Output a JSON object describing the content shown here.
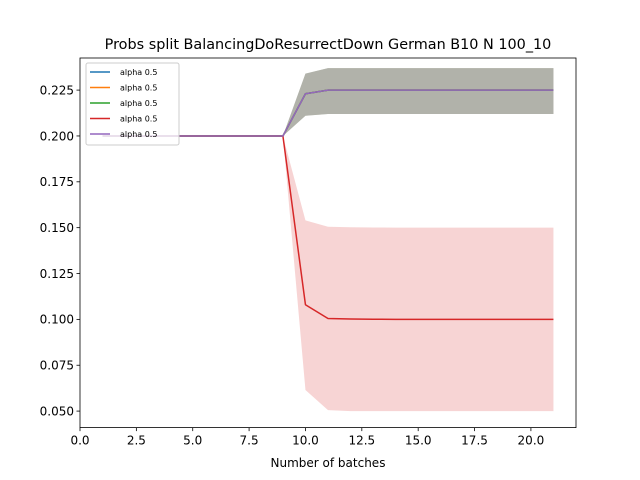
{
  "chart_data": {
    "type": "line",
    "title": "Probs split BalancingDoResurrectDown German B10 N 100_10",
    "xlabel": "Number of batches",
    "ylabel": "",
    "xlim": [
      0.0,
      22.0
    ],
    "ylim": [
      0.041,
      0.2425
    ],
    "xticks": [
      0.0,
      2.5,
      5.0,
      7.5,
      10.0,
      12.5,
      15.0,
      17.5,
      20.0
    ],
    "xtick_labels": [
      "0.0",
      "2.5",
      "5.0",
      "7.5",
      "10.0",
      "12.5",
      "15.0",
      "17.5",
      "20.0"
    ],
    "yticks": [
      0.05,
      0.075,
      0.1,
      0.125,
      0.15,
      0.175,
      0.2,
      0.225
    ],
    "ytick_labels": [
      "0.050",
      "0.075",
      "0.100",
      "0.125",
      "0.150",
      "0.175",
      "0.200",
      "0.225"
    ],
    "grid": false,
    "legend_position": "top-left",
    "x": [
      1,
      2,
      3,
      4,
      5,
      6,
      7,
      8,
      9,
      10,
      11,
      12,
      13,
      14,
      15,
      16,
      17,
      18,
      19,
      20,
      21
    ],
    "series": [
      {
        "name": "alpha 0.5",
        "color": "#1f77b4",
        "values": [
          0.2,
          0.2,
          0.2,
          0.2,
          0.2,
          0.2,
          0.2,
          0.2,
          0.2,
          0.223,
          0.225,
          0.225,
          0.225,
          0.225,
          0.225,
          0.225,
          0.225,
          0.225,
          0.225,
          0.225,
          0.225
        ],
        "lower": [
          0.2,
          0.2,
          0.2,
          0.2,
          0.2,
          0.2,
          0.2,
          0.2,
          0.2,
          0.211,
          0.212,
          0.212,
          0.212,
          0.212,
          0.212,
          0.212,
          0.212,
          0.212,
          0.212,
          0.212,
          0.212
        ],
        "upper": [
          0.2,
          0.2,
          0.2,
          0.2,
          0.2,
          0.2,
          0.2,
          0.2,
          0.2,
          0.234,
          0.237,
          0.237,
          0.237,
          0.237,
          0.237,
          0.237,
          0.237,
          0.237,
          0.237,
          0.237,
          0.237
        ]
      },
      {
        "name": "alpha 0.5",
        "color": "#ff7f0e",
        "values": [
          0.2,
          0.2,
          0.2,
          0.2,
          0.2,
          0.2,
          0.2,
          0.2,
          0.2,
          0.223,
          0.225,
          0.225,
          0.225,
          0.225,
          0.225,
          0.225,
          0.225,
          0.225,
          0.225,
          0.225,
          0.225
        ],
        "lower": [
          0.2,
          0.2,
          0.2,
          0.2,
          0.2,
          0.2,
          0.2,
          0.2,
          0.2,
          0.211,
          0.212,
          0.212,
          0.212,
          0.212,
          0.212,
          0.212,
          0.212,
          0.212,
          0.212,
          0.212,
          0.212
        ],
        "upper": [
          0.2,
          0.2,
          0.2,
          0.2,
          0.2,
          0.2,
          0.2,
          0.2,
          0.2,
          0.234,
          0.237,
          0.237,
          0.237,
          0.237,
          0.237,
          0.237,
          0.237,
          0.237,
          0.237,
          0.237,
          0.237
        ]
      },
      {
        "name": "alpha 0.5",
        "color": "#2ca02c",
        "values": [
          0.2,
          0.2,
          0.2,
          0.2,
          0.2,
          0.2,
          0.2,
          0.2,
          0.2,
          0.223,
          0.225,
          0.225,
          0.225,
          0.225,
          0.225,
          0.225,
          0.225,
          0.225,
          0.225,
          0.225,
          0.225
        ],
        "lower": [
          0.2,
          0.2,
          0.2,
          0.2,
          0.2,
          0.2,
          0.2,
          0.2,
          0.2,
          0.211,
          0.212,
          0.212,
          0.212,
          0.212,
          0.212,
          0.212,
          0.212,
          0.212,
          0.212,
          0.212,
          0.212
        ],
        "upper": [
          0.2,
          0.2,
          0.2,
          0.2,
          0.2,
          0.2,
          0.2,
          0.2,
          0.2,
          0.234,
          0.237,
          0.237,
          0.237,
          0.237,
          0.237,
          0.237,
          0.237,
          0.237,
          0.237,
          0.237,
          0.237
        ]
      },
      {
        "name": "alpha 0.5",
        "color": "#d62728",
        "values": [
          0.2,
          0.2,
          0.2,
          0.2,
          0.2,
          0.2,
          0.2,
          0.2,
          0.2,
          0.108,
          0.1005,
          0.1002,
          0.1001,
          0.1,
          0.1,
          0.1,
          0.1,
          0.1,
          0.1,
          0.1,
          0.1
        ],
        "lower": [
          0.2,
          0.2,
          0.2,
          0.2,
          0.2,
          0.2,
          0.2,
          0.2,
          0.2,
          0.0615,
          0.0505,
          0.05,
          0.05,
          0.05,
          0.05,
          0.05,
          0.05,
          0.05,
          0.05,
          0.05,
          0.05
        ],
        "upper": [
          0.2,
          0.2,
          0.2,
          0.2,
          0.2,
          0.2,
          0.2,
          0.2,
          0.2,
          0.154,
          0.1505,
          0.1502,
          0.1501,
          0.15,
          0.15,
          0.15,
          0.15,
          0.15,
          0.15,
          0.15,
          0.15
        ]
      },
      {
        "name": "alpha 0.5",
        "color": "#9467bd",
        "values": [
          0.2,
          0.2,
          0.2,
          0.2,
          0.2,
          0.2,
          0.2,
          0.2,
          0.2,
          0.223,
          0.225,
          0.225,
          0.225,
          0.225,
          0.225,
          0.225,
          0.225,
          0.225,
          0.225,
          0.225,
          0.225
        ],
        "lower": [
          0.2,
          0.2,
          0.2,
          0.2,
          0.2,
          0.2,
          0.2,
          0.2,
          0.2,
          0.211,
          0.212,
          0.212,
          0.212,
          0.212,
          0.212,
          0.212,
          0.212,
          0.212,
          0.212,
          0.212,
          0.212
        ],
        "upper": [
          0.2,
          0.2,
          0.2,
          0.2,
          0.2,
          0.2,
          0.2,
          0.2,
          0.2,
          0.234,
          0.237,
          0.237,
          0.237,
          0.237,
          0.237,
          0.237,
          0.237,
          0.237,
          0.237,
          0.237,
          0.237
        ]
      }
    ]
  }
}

- - - -

▶ _OBJECTIVE_
From start to finish, output the listing exactly, but omit its pictures.

▶ _THE ANSWER_
Output a JSON object describing the content shown here.
{
  "chart_data": {
    "type": "line",
    "title": "Probs split BalancingDoResurrectDown German B10 N 100_10",
    "xlabel": "Number of batches",
    "ylabel": "",
    "xlim": [
      0.0,
      22.0
    ],
    "ylim": [
      0.041,
      0.2425
    ],
    "xticks": [
      0.0,
      2.5,
      5.0,
      7.5,
      10.0,
      12.5,
      15.0,
      17.5,
      20.0
    ],
    "xtick_labels": [
      "0.0",
      "2.5",
      "5.0",
      "7.5",
      "10.0",
      "12.5",
      "15.0",
      "17.5",
      "20.0"
    ],
    "yticks": [
      0.05,
      0.075,
      0.1,
      0.125,
      0.15,
      0.175,
      0.2,
      0.225
    ],
    "ytick_labels": [
      "0.050",
      "0.075",
      "0.100",
      "0.125",
      "0.150",
      "0.175",
      "0.200",
      "0.225"
    ],
    "grid": false,
    "legend_position": "top-left",
    "x": [
      1,
      2,
      3,
      4,
      5,
      6,
      7,
      8,
      9,
      10,
      11,
      12,
      13,
      14,
      15,
      16,
      17,
      18,
      19,
      20,
      21
    ],
    "series": [
      {
        "name": "alpha 0.5",
        "color": "#1f77b4",
        "values": [
          0.2,
          0.2,
          0.2,
          0.2,
          0.2,
          0.2,
          0.2,
          0.2,
          0.2,
          0.223,
          0.225,
          0.225,
          0.225,
          0.225,
          0.225,
          0.225,
          0.225,
          0.225,
          0.225,
          0.225,
          0.225
        ],
        "lower": [
          0.2,
          0.2,
          0.2,
          0.2,
          0.2,
          0.2,
          0.2,
          0.2,
          0.2,
          0.211,
          0.212,
          0.212,
          0.212,
          0.212,
          0.212,
          0.212,
          0.212,
          0.212,
          0.212,
          0.212,
          0.212
        ],
        "upper": [
          0.2,
          0.2,
          0.2,
          0.2,
          0.2,
          0.2,
          0.2,
          0.2,
          0.2,
          0.234,
          0.237,
          0.237,
          0.237,
          0.237,
          0.237,
          0.237,
          0.237,
          0.237,
          0.237,
          0.237,
          0.237
        ]
      },
      {
        "name": "alpha 0.5",
        "color": "#ff7f0e",
        "values": [
          0.2,
          0.2,
          0.2,
          0.2,
          0.2,
          0.2,
          0.2,
          0.2,
          0.2,
          0.223,
          0.225,
          0.225,
          0.225,
          0.225,
          0.225,
          0.225,
          0.225,
          0.225,
          0.225,
          0.225,
          0.225
        ],
        "lower": [
          0.2,
          0.2,
          0.2,
          0.2,
          0.2,
          0.2,
          0.2,
          0.2,
          0.2,
          0.211,
          0.212,
          0.212,
          0.212,
          0.212,
          0.212,
          0.212,
          0.212,
          0.212,
          0.212,
          0.212,
          0.212
        ],
        "upper": [
          0.2,
          0.2,
          0.2,
          0.2,
          0.2,
          0.2,
          0.2,
          0.2,
          0.2,
          0.234,
          0.237,
          0.237,
          0.237,
          0.237,
          0.237,
          0.237,
          0.237,
          0.237,
          0.237,
          0.237,
          0.237
        ]
      },
      {
        "name": "alpha 0.5",
        "color": "#2ca02c",
        "values": [
          0.2,
          0.2,
          0.2,
          0.2,
          0.2,
          0.2,
          0.2,
          0.2,
          0.2,
          0.223,
          0.225,
          0.225,
          0.225,
          0.225,
          0.225,
          0.225,
          0.225,
          0.225,
          0.225,
          0.225,
          0.225
        ],
        "lower": [
          0.2,
          0.2,
          0.2,
          0.2,
          0.2,
          0.2,
          0.2,
          0.2,
          0.2,
          0.211,
          0.212,
          0.212,
          0.212,
          0.212,
          0.212,
          0.212,
          0.212,
          0.212,
          0.212,
          0.212,
          0.212
        ],
        "upper": [
          0.2,
          0.2,
          0.2,
          0.2,
          0.2,
          0.2,
          0.2,
          0.2,
          0.2,
          0.234,
          0.237,
          0.237,
          0.237,
          0.237,
          0.237,
          0.237,
          0.237,
          0.237,
          0.237,
          0.237,
          0.237
        ]
      },
      {
        "name": "alpha 0.5",
        "color": "#d62728",
        "values": [
          0.2,
          0.2,
          0.2,
          0.2,
          0.2,
          0.2,
          0.2,
          0.2,
          0.2,
          0.108,
          0.1005,
          0.1002,
          0.1001,
          0.1,
          0.1,
          0.1,
          0.1,
          0.1,
          0.1,
          0.1,
          0.1
        ],
        "lower": [
          0.2,
          0.2,
          0.2,
          0.2,
          0.2,
          0.2,
          0.2,
          0.2,
          0.2,
          0.0615,
          0.0505,
          0.05,
          0.05,
          0.05,
          0.05,
          0.05,
          0.05,
          0.05,
          0.05,
          0.05,
          0.05
        ],
        "upper": [
          0.2,
          0.2,
          0.2,
          0.2,
          0.2,
          0.2,
          0.2,
          0.2,
          0.2,
          0.154,
          0.1505,
          0.1502,
          0.1501,
          0.15,
          0.15,
          0.15,
          0.15,
          0.15,
          0.15,
          0.15,
          0.15
        ]
      },
      {
        "name": "alpha 0.5",
        "color": "#9467bd",
        "values": [
          0.2,
          0.2,
          0.2,
          0.2,
          0.2,
          0.2,
          0.2,
          0.2,
          0.2,
          0.223,
          0.225,
          0.225,
          0.225,
          0.225,
          0.225,
          0.225,
          0.225,
          0.225,
          0.225,
          0.225,
          0.225
        ],
        "lower": [
          0.2,
          0.2,
          0.2,
          0.2,
          0.2,
          0.2,
          0.2,
          0.2,
          0.2,
          0.211,
          0.212,
          0.212,
          0.212,
          0.212,
          0.212,
          0.212,
          0.212,
          0.212,
          0.212,
          0.212,
          0.212
        ],
        "upper": [
          0.2,
          0.2,
          0.2,
          0.2,
          0.2,
          0.2,
          0.2,
          0.2,
          0.2,
          0.234,
          0.237,
          0.237,
          0.237,
          0.237,
          0.237,
          0.237,
          0.237,
          0.237,
          0.237,
          0.237,
          0.237
        ]
      }
    ]
  }
}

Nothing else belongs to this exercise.